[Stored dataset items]
<<<<
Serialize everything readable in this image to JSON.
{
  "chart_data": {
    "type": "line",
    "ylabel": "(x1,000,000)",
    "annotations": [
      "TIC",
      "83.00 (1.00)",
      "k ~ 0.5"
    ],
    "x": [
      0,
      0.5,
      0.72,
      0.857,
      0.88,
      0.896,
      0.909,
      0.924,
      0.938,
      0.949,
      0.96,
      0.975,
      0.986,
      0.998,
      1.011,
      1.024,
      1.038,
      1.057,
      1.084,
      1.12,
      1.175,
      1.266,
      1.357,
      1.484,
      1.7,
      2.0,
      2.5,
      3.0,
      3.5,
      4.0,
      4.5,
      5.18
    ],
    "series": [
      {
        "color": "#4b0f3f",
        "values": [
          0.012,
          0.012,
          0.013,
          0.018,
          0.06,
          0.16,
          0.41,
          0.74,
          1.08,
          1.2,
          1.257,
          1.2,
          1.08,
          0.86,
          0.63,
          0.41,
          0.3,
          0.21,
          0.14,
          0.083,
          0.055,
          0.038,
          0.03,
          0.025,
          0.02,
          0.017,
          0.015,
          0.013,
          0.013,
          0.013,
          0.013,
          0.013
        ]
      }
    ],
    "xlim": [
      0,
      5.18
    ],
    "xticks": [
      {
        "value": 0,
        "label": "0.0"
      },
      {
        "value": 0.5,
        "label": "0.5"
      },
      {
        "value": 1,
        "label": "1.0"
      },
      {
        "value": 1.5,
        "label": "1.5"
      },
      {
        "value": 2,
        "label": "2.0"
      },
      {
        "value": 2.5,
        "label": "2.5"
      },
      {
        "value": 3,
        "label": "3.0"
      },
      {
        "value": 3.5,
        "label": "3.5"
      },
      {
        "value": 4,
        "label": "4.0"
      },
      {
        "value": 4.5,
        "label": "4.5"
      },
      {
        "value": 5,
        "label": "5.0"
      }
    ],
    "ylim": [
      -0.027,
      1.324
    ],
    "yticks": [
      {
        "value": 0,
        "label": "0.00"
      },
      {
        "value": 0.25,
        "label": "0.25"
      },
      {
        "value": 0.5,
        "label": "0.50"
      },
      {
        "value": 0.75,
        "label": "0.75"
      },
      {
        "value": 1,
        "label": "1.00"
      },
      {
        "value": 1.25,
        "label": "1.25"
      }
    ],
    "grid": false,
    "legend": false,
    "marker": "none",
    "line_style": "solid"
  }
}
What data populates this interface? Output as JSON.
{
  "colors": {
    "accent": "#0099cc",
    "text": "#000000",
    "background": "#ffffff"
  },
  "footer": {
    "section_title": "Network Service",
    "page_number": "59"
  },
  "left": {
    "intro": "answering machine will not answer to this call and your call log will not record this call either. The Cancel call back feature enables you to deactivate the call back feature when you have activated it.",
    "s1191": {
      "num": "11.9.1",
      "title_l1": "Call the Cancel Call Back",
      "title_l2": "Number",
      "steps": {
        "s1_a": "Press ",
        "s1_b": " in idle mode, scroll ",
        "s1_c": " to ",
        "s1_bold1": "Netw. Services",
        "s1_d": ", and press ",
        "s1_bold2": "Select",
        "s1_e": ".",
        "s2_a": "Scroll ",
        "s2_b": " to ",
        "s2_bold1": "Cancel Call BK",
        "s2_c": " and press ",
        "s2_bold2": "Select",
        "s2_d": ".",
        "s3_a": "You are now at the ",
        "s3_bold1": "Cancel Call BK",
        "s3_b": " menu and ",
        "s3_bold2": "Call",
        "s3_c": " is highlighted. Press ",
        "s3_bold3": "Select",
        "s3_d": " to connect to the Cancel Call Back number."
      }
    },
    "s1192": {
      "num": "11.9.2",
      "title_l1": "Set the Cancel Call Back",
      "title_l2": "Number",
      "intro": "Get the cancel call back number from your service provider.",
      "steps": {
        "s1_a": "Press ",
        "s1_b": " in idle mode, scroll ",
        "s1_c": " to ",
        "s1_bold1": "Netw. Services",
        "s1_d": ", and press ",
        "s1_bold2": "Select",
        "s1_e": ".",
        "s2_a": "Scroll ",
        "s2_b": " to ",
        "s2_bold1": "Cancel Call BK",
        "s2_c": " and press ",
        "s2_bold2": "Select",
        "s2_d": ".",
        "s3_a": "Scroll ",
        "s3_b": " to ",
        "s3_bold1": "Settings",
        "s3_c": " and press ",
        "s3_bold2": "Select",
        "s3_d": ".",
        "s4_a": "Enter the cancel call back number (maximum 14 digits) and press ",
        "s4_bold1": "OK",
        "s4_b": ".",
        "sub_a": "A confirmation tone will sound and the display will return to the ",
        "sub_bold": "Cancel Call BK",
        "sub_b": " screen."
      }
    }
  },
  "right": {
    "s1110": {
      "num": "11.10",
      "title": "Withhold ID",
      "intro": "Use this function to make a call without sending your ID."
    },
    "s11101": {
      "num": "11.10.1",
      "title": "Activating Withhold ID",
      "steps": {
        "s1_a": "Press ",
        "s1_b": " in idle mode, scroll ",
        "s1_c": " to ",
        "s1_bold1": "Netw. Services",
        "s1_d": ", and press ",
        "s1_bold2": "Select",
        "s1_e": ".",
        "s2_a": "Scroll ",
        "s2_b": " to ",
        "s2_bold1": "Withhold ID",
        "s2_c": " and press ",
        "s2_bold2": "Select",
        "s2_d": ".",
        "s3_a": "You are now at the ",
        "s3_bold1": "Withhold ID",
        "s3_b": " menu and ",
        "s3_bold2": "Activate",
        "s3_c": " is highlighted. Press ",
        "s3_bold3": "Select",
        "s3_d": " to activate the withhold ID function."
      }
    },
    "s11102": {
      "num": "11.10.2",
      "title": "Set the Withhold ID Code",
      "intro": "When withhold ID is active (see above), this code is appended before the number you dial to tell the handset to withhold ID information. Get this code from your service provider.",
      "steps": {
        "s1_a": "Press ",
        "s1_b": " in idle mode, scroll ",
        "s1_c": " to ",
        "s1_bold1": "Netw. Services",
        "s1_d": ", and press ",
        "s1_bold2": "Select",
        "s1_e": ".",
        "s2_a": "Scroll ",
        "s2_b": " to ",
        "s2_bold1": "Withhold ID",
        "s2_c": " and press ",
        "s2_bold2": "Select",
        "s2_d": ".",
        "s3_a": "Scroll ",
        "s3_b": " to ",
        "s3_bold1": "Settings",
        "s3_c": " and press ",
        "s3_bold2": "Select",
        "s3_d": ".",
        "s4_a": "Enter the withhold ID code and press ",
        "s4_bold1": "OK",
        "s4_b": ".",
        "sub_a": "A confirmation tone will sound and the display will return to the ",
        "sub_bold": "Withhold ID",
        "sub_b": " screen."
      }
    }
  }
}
>>>>
**What the exercise asks**
Read the entries and pick out all lines that include the word "provider".

**Reply**
      "intro": "Get the cancel call back number from your service provider.",
      "intro": "When withhold ID is active (see above), this code is appended before the number you dial to tell the handset to withhold ID information. Get this code from your service provider.",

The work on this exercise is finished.